__Description of the task__. Repeat each line of the material below exactly as it appears, minus any pictures.

Dataset entries

>> Begin

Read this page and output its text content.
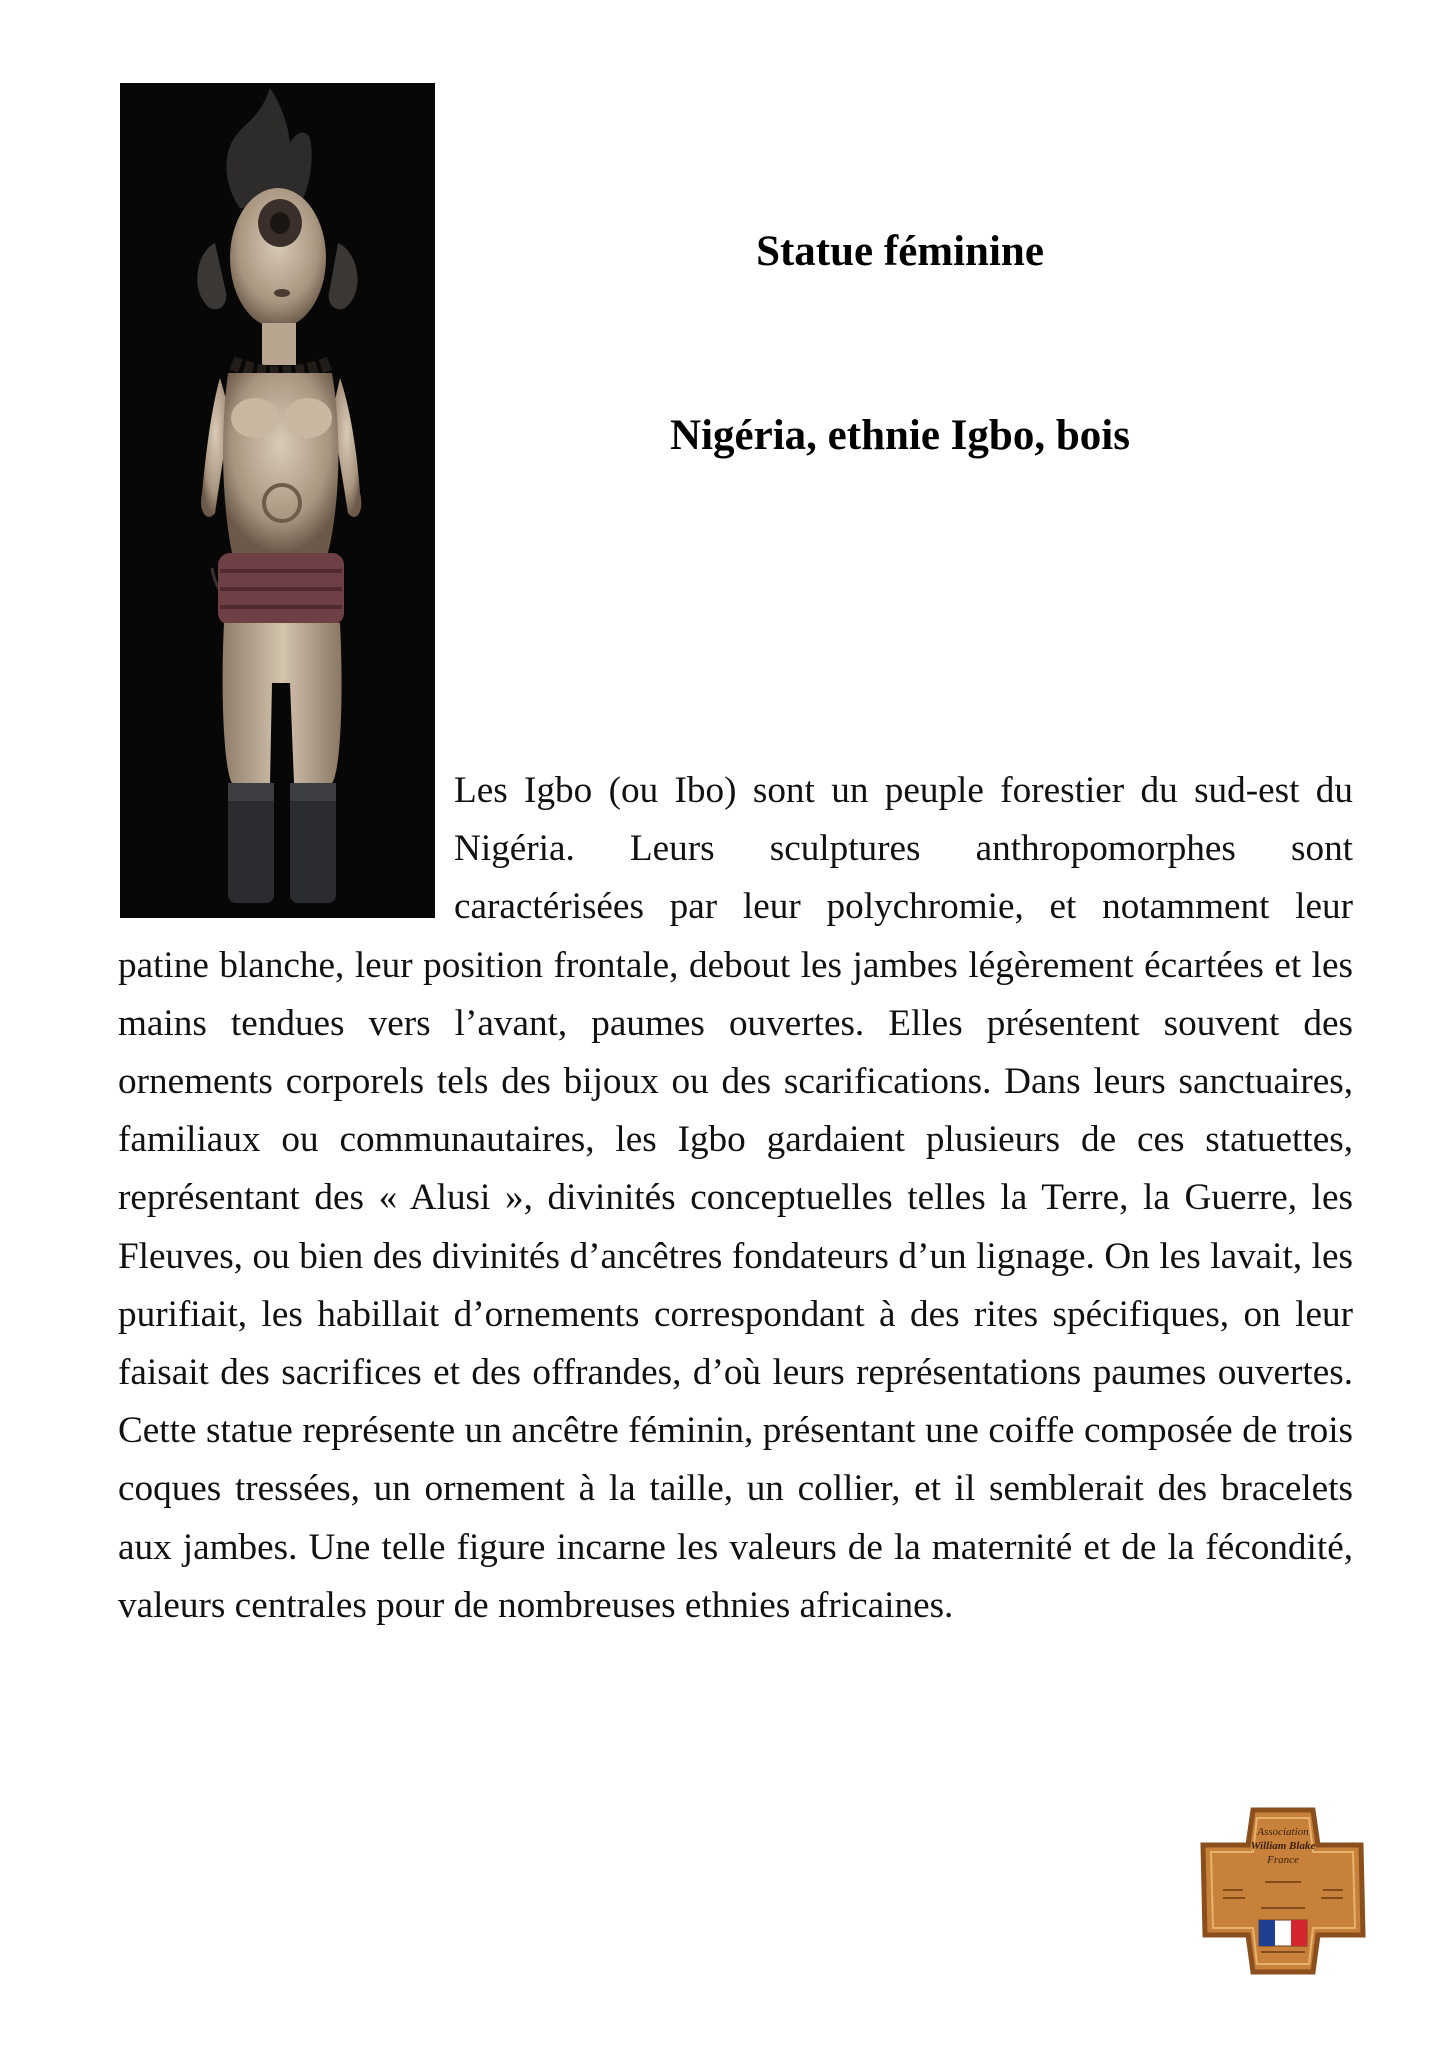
Statue féminine
Nigéria, ethnie Igbo, bois
Les Igbo (ou Ibo) sont un peuple forestier du sud-est du Nigéria. Leurs sculptures anthropomorphes sont caractérisées par leur polychromie, et notamment leur patine blanche, leur position frontale, debout les jambes légèrement écartées et les mains tendues vers l’avant, paumes ouvertes. Elles présentent souvent des ornements corporels tels des bijoux ou des scarifications. Dans leurs sanctuaires, familiaux ou communautaires, les Igbo gardaient plusieurs de ces statuettes, représentant des « Alusi », divinités conceptuelles telles la Terre, la Guerre, les Fleuves, ou bien des divinités d’ancêtres fondateurs d’un lignage. On les lavait, les purifiait, les habillait d’ornements correspondant à des rites spécifiques, on leur faisait des sacrifices et des offrandes, d’où leurs représentations paumes ouvertes. Cette statue représente un ancêtre féminin, présentant une coiffe composée de trois coques tressées, un ornement à la taille, un collier, et il semblerait des bracelets aux jambes. Une telle figure incarne les valeurs de la maternité et de la fécondité, valeurs centrales pour de nombreuses ethnies africaines.
Association
William Blake
France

>> End

__Solved problem__.
Read this page and output its text content.
Statue féminine
Nigéria, ethnie Igbo, bois
Les Igbo (ou Ibo) sont un peuple forestier du sud-est du Nigéria. Leurs sculptures anthropomorphes sont caractérisées par leur polychromie, et notamment leur patine blanche, leur position frontale, debout les jambes légèrement écartées et les mains tendues vers l’avant, paumes ouvertes. Elles présentent souvent des ornements corporels tels des bijoux ou des scarifications. Dans leurs sanctuaires, familiaux ou communautaires, les Igbo gardaient plusieurs de ces statuettes, représentant des « Alusi », divinités conceptuelles telles la Terre, la Guerre, les Fleuves, ou bien des divinités d’ancêtres fondateurs d’un lignage. On les lavait, les purifiait, les habillait d’ornements correspondant à des rites spécifiques, on leur faisait des sacrifices et des offrandes, d’où leurs représentations paumes ouvertes. Cette statue représente un ancêtre féminin, présentant une coiffe composée de trois coques tressées, un ornement à la taille, un collier, et il semblerait des bracelets aux jambes. Une telle figure incarne les valeurs de la maternité et de la fécondité, valeurs centrales pour de nombreuses ethnies africaines.
Association
William Blake
France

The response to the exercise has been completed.